## DATA SHOWN
▬▬▬

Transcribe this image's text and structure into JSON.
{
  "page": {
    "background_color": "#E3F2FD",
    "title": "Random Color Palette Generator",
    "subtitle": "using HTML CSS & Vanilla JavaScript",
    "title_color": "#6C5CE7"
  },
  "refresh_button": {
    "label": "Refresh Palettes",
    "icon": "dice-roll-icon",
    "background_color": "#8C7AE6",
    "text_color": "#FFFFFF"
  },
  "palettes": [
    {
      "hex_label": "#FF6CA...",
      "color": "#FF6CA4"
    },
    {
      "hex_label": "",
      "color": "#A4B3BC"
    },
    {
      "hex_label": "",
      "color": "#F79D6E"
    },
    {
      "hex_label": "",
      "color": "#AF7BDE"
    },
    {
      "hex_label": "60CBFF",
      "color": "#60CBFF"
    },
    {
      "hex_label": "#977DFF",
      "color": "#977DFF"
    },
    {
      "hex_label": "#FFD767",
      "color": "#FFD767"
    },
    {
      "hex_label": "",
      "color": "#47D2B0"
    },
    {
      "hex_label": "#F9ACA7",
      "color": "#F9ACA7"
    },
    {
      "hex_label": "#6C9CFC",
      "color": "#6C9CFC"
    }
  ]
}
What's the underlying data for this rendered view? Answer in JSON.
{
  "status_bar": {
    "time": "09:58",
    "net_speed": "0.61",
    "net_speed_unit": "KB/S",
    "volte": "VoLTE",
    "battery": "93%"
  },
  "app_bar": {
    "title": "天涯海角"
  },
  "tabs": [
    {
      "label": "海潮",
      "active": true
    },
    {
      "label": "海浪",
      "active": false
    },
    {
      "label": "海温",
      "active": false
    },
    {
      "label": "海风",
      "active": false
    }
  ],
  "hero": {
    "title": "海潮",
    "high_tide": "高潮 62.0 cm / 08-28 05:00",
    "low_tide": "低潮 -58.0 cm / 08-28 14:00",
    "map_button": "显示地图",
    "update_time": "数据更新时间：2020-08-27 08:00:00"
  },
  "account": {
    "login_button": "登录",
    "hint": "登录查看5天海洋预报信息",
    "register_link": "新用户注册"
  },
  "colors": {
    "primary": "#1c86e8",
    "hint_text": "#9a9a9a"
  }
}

▬▬▬

## GIVEN TASK
Track down the lines that include the word "JSON" and copy them.

## FINAL RESULT
Transcribe this image's text and structure into JSON.
What's the underlying data for this rendered view? Answer in JSON.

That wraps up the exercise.